*Task details*: Every line below that holds the string "some" should be copied out.

*Source material*:
- - - - - - -

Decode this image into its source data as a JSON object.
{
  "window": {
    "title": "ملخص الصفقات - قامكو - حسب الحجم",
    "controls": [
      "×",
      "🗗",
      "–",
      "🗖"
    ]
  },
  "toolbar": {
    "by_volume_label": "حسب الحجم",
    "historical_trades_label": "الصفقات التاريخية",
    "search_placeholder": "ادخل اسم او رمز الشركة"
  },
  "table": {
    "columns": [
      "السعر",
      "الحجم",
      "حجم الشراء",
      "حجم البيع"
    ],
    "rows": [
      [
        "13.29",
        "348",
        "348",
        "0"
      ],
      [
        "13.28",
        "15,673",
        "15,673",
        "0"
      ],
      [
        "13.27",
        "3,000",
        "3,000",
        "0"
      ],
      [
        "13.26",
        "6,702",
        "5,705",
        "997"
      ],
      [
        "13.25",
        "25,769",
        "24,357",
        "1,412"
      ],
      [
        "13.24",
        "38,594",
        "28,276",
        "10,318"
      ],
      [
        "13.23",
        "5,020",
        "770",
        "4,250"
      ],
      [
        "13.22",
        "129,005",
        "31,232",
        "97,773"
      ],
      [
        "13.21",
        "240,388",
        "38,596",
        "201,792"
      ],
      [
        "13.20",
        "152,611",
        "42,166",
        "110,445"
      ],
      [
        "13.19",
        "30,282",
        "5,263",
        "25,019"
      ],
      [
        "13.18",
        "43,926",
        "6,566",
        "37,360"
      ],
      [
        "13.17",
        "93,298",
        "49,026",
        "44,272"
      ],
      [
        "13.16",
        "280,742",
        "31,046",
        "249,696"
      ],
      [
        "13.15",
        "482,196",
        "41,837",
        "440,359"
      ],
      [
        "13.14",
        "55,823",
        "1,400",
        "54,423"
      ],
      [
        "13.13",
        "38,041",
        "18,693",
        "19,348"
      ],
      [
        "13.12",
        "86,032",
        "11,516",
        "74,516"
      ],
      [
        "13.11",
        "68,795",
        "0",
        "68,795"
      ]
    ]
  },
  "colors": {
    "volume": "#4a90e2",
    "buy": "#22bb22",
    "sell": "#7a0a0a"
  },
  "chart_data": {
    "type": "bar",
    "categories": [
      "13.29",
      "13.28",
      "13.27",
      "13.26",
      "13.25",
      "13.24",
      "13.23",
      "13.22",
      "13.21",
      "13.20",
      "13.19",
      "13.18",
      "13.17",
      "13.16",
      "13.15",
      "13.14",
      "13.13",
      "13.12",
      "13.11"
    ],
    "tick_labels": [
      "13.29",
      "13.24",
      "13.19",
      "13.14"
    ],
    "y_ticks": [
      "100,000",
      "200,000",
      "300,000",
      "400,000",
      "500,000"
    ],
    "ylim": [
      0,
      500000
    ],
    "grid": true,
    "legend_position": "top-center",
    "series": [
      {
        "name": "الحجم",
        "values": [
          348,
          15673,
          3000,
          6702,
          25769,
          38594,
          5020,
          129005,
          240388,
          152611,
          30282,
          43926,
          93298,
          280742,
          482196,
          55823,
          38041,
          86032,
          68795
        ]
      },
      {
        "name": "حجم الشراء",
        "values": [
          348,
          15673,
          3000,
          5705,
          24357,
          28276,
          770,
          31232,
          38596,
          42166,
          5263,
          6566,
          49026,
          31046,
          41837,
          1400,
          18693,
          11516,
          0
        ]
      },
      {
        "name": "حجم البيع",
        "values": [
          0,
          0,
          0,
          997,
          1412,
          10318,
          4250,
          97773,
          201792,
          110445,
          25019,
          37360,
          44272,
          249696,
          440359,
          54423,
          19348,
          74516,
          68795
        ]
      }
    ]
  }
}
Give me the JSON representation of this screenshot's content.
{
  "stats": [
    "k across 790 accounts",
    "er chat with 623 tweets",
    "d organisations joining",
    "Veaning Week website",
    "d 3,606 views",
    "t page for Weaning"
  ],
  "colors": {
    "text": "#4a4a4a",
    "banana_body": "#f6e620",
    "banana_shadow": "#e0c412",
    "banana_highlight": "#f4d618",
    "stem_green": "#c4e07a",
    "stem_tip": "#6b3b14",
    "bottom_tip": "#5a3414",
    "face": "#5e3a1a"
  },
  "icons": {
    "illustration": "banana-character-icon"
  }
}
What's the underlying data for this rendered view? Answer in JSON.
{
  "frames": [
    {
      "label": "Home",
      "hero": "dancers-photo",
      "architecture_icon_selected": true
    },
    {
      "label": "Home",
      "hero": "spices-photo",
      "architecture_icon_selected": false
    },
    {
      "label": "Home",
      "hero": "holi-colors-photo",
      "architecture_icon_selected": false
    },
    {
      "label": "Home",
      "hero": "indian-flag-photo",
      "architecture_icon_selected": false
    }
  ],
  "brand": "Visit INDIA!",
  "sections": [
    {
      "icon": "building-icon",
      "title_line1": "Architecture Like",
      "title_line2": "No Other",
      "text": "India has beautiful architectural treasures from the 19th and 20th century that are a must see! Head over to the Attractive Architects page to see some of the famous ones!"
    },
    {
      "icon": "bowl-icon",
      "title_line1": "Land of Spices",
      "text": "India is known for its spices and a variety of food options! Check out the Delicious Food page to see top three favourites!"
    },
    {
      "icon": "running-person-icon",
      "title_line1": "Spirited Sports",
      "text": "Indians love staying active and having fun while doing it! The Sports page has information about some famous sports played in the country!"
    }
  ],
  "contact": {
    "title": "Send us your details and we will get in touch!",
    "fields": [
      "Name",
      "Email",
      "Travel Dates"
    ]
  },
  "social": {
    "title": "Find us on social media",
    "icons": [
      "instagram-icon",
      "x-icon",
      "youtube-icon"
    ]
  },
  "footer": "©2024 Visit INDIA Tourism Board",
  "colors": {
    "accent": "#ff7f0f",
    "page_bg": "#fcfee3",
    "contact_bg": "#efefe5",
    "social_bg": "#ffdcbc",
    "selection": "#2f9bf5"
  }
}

- - - - - - -

*Exercise result*:
      "text": "India has beautiful architectural treasures from the 19th and 20th century that are a must see! Head over to the Attractive Architects page to see some of the famous ones!"
      "text": "Indians love staying active and having fun while doing it! The Sports page has information about some famous sports played in the country!"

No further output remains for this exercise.